▸ Exercise description: Copy out all lines that hold "المدرسة".

--- Start of Records for this task ---

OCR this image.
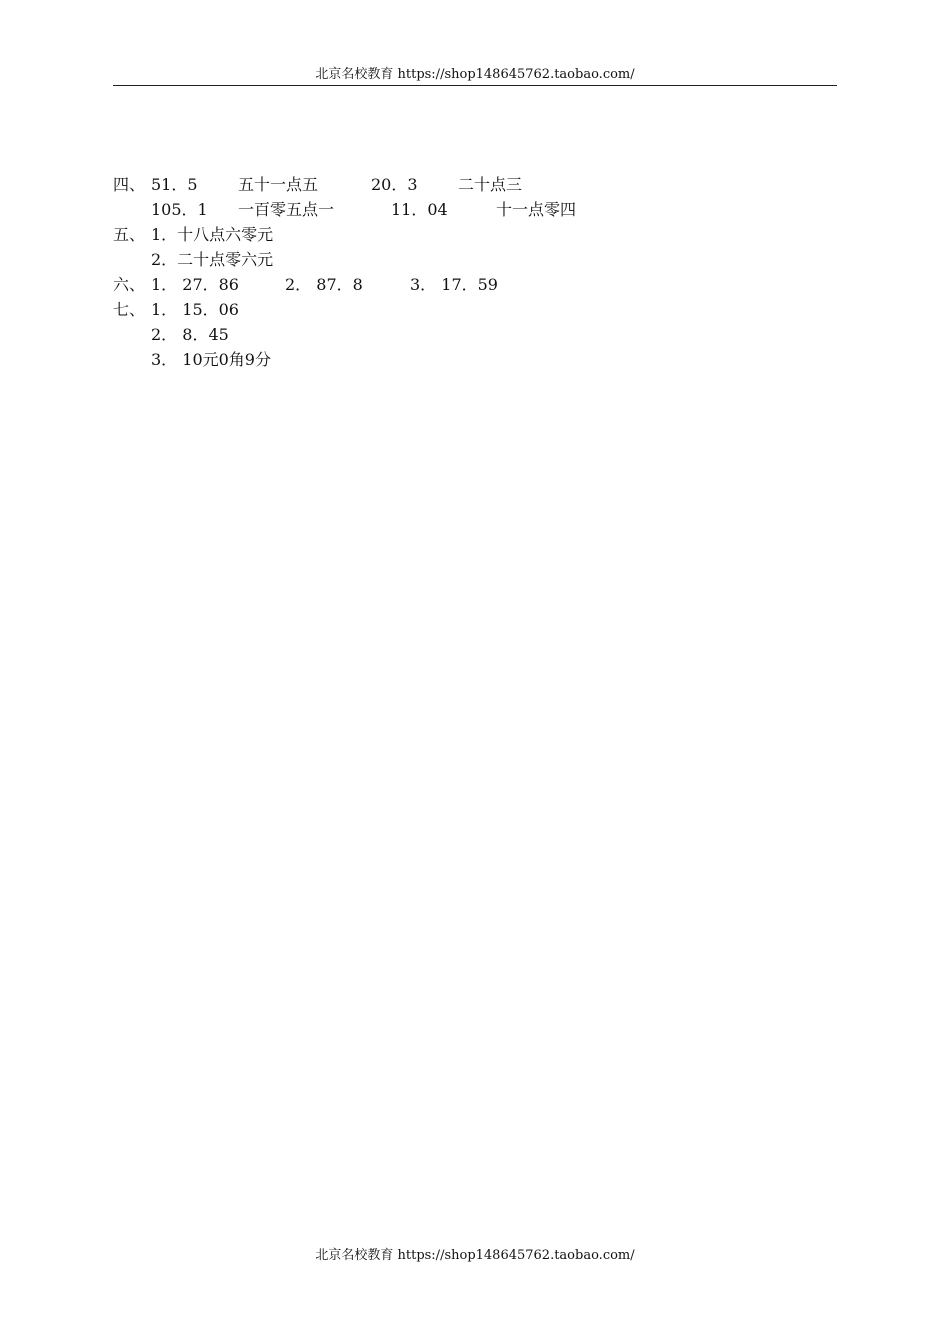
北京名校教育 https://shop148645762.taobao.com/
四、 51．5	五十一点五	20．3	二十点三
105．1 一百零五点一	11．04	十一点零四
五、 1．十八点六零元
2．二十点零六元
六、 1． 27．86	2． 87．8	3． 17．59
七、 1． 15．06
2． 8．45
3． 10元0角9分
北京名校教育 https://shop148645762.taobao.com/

--- End of Records for this task ---
--- Start of Records for this task ---

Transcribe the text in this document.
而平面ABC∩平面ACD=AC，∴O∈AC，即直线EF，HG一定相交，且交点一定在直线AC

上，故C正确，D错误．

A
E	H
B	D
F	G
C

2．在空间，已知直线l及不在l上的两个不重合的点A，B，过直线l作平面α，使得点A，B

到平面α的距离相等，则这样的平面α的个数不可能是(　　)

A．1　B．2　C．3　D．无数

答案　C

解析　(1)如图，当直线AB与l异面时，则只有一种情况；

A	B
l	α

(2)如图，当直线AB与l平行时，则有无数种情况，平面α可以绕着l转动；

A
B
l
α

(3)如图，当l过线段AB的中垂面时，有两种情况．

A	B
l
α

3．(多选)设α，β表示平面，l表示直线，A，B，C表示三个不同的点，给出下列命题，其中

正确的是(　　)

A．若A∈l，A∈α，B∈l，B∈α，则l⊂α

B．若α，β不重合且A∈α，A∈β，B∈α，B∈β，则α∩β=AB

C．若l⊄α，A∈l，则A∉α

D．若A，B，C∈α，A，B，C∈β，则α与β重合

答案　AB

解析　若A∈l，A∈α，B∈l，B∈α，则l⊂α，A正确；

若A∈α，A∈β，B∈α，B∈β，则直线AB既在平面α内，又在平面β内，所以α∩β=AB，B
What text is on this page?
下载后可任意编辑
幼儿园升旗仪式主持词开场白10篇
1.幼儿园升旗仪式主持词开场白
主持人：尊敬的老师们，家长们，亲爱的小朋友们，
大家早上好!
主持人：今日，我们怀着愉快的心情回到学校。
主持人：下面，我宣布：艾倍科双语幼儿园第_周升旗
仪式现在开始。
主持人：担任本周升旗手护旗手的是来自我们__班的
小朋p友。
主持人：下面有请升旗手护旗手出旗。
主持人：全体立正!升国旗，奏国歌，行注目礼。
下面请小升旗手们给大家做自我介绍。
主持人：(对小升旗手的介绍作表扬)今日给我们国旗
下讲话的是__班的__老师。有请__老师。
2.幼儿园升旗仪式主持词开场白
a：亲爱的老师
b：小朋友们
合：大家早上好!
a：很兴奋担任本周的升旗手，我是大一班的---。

--- End of Records for this task ---
--- Start of Records for this task ---

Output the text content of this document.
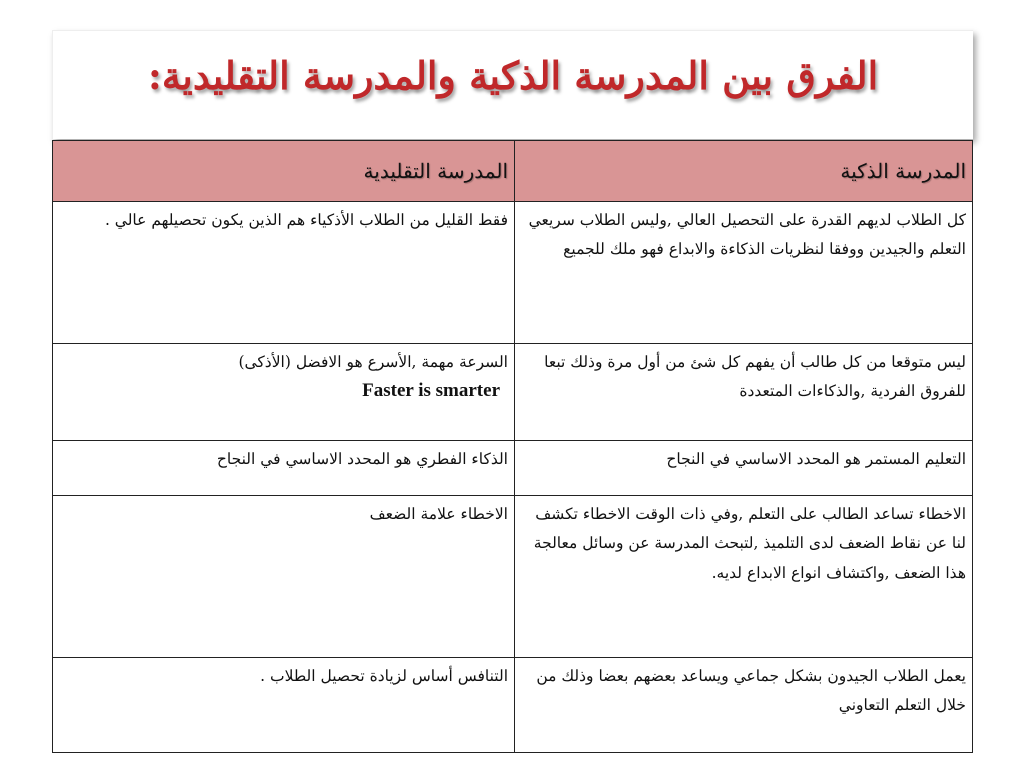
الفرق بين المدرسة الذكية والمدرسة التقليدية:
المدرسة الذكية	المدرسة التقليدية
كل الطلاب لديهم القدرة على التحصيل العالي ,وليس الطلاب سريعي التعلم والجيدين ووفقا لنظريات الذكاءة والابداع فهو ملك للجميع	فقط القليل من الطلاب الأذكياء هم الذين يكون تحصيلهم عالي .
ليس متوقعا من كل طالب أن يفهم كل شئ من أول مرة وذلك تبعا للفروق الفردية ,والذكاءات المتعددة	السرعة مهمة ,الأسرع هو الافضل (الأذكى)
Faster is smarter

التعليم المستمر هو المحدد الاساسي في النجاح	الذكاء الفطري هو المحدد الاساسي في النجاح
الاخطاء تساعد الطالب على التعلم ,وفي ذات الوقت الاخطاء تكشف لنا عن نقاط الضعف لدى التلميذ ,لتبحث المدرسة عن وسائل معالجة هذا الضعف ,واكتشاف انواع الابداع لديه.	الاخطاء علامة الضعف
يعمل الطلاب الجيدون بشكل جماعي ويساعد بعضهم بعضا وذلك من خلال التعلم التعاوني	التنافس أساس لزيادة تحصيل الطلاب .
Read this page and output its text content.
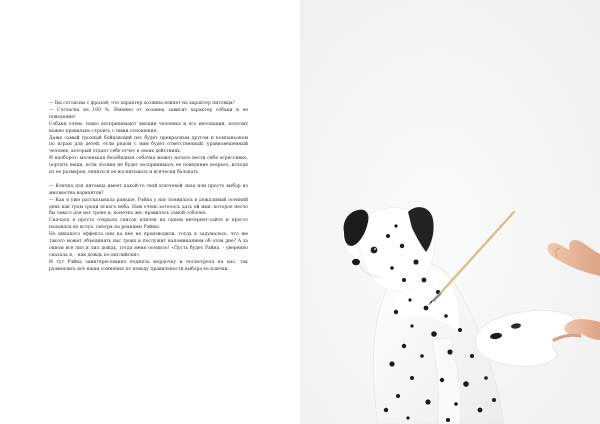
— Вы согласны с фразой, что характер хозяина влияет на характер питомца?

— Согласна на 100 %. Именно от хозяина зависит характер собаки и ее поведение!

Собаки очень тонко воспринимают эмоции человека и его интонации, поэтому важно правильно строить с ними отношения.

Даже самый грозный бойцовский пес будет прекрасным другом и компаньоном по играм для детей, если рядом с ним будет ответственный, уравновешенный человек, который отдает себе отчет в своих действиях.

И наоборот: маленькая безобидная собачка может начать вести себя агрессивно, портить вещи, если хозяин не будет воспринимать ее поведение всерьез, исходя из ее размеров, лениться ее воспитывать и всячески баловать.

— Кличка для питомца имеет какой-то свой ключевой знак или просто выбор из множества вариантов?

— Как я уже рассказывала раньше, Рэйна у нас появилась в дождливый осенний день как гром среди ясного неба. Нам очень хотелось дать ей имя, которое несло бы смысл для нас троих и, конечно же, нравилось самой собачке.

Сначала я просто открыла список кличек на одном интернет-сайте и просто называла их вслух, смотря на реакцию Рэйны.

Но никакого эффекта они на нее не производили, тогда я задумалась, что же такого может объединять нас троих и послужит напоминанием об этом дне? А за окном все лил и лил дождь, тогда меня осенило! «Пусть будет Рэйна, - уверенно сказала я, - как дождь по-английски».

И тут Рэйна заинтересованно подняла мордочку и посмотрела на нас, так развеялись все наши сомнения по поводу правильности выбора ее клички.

--- End of Records for this task ---

▸ Correct result:
الفرق بين المدرسة الذكية والمدرسة التقليدية:
المدرسة الذكية	المدرسة التقليدية
الاخطاء تساعد الطالب على التعلم ,وفي ذات الوقت الاخطاء تكشف لنا عن نقاط الضعف لدى التلميذ ,لتبحث المدرسة عن وسائل معالجة هذا الضعف ,واكتشاف انواع الابداع لديه.	الاخطاء علامة الضعف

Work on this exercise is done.